▶ [EXERCISE GOAL]:
Copy every line of the material below word for word.

(Recorded data)

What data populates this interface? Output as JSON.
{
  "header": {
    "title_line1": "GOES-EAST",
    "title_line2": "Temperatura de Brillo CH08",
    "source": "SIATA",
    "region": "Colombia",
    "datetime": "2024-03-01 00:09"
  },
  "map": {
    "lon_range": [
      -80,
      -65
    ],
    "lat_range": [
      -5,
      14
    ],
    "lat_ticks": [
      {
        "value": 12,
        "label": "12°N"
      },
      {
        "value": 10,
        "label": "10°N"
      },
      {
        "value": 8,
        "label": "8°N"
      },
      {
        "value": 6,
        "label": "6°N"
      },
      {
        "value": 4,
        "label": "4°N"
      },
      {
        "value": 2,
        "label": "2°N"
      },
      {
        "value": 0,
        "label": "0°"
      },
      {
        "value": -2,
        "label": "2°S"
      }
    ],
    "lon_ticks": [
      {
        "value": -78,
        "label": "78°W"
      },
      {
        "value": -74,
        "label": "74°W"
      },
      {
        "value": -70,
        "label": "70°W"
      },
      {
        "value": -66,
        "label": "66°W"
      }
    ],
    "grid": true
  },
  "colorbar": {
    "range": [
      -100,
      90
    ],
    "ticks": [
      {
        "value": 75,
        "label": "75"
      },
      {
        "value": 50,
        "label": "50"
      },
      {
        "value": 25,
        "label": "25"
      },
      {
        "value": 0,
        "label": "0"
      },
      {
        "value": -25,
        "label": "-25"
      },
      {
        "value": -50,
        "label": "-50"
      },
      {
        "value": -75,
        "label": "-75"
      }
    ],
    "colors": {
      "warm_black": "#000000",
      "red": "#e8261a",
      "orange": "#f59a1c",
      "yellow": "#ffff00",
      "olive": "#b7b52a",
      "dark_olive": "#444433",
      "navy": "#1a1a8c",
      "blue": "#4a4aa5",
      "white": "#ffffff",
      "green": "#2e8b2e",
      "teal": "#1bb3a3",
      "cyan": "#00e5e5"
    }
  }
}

▶ [RESPONSE TO THIS EXERCISE]:
What data populates this interface? Output as JSON.
{
  "header": {
    "title_line1": "GOES-EAST",
    "title_line2": "Temperatura de Brillo CH08",
    "source": "SIATA",
    "region": "Colombia",
    "datetime": "2024-03-01 00:09"
  },
  "map": {
    "lon_range": [
      -80,
      -65
    ],
    "lat_range": [
      -5,
      14
    ],
    "lat_ticks": [
      {
        "value": 12,
        "label": "12°N"
      },
      {
        "value": 10,
        "label": "10°N"
      },
      {
        "value": 8,
        "label": "8°N"
      },
      {
        "value": 6,
        "label": "6°N"
      },
      {
        "value": 4,
        "label": "4°N"
      },
      {
        "value": 2,
        "label": "2°N"
      },
      {
        "value": 0,
        "label": "0°"
      },
      {
        "value": -2,
        "label": "2°S"
      }
    ],
    "lon_ticks": [
      {
        "value": -78,
        "label": "78°W"
      },
      {
        "value": -74,
        "label": "74°W"
      },
      {
        "value": -70,
        "label": "70°W"
      },
      {
        "value": -66,
        "label": "66°W"
      }
    ],
    "grid": true
  },
  "colorbar": {
    "range": [
      -100,
      90
    ],
    "ticks": [
      {
        "value": 75,
        "label": "75"
      },
      {
        "value": 50,
        "label": "50"
      },
      {
        "value": 25,
        "label": "25"
      },
      {
        "value": 0,
        "label": "0"
      },
      {
        "value": -25,
        "label": "-25"
      },
      {
        "value": -50,
        "label": "-50"
      },
      {
        "value": -75,
        "label": "-75"
      }
    ],
    "colors": {
      "warm_black": "#000000",
      "red": "#e8261a",
      "orange": "#f59a1c",
      "yellow": "#ffff00",
      "olive": "#b7b52a",
      "dark_olive": "#444433",
      "navy": "#1a1a8c",
      "blue": "#4a4aa5",
      "white": "#ffffff",
      "green": "#2e8b2e",
      "teal": "#1bb3a3",
      "cyan": "#00e5e5"
    }
  }
}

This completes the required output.